### Supplied records
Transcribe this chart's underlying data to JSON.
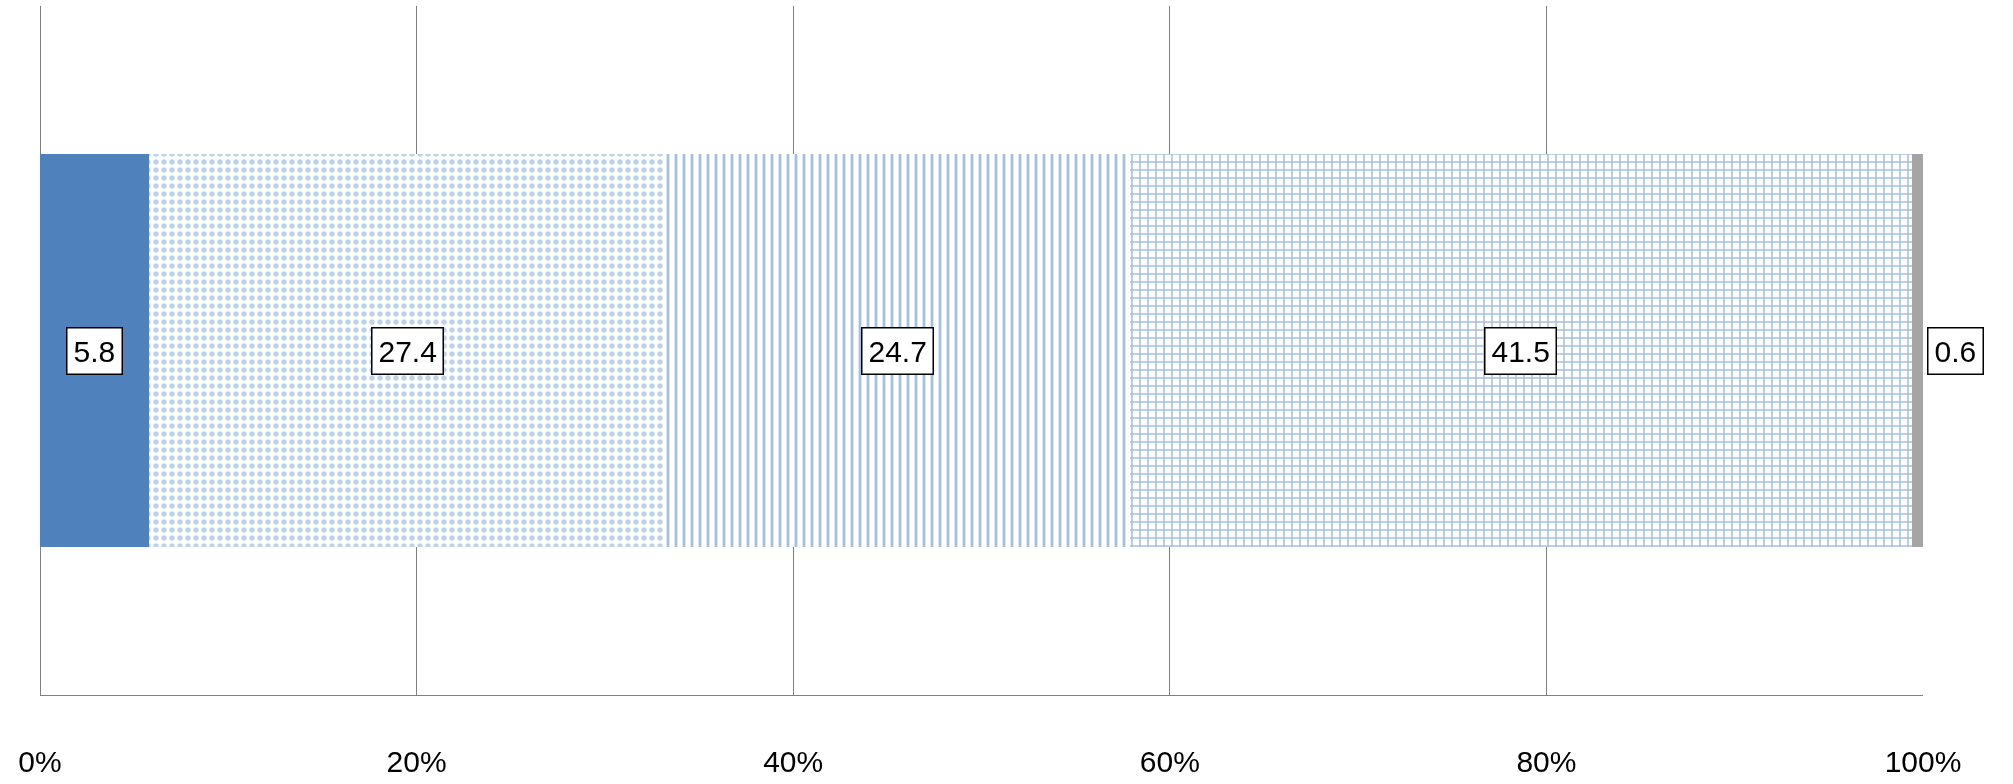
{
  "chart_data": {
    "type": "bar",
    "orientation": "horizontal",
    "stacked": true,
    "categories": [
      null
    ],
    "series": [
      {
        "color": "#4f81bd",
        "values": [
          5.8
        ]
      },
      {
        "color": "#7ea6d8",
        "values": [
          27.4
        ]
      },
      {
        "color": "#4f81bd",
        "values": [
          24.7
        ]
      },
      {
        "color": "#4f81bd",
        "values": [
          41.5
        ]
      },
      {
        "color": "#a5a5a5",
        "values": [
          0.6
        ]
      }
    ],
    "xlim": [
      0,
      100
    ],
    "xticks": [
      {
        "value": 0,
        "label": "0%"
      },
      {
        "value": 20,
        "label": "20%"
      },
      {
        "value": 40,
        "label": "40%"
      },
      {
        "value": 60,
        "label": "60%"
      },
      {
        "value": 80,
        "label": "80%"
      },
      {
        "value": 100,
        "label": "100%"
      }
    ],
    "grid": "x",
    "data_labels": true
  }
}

### Written task
Pictures in the data above should not be copied; transcribe everything else exactly.

### Worked solution
Transcribe this chart's underlying data to JSON.
{
  "chart_data": {
    "type": "bar",
    "orientation": "horizontal",
    "stacked": true,
    "categories": [
      null
    ],
    "series": [
      {
        "color": "#4f81bd",
        "values": [
          5.8
        ]
      },
      {
        "color": "#7ea6d8",
        "values": [
          27.4
        ]
      },
      {
        "color": "#4f81bd",
        "values": [
          24.7
        ]
      },
      {
        "color": "#4f81bd",
        "values": [
          41.5
        ]
      },
      {
        "color": "#a5a5a5",
        "values": [
          0.6
        ]
      }
    ],
    "xlim": [
      0,
      100
    ],
    "xticks": [
      {
        "value": 0,
        "label": "0%"
      },
      {
        "value": 20,
        "label": "20%"
      },
      {
        "value": 40,
        "label": "40%"
      },
      {
        "value": 60,
        "label": "60%"
      },
      {
        "value": 80,
        "label": "80%"
      },
      {
        "value": 100,
        "label": "100%"
      }
    ],
    "grid": "x",
    "data_labels": true
  }
}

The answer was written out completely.